Aim
Using the listing below, extract each line that has the word "footer" in it.

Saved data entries
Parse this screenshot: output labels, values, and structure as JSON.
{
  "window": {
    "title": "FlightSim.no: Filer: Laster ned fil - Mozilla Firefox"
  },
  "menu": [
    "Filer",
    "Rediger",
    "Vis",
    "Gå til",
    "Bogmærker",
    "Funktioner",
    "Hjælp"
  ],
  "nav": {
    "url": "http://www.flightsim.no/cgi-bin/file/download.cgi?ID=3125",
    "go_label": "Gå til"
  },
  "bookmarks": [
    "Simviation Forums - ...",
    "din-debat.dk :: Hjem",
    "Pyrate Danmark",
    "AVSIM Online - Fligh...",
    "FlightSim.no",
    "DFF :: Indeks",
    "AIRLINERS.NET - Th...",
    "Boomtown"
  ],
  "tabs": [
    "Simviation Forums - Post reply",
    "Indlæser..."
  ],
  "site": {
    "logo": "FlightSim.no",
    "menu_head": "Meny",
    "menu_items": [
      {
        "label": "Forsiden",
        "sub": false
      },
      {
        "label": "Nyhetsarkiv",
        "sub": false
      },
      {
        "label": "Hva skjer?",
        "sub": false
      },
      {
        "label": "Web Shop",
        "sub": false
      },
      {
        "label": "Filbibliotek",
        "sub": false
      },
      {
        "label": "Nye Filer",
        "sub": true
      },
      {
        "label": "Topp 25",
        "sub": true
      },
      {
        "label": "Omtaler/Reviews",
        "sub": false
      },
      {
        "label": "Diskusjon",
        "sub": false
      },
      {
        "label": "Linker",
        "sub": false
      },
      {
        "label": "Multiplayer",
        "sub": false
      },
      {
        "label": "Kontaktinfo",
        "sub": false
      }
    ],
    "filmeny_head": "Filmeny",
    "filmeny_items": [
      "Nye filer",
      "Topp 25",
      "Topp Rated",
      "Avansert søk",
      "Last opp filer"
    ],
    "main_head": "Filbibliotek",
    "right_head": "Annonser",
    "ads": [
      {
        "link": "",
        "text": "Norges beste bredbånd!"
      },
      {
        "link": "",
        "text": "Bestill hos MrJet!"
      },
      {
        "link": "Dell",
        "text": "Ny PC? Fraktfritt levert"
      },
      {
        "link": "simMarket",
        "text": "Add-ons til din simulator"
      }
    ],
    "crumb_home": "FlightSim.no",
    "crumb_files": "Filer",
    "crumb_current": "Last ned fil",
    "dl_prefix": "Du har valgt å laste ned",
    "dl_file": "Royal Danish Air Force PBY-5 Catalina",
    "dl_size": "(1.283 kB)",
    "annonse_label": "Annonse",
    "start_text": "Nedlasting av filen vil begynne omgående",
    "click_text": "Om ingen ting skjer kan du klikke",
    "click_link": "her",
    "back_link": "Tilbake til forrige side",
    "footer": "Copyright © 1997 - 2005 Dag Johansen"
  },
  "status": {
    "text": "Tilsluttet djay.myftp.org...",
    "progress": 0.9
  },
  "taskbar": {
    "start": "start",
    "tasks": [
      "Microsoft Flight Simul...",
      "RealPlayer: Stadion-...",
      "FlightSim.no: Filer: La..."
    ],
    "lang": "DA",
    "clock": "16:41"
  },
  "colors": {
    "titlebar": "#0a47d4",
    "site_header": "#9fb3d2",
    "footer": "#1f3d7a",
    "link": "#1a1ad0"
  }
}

Response
    "footer": "Copyright © 1997 - 2005 Dag Johansen"
    "footer": "#1f3d7a",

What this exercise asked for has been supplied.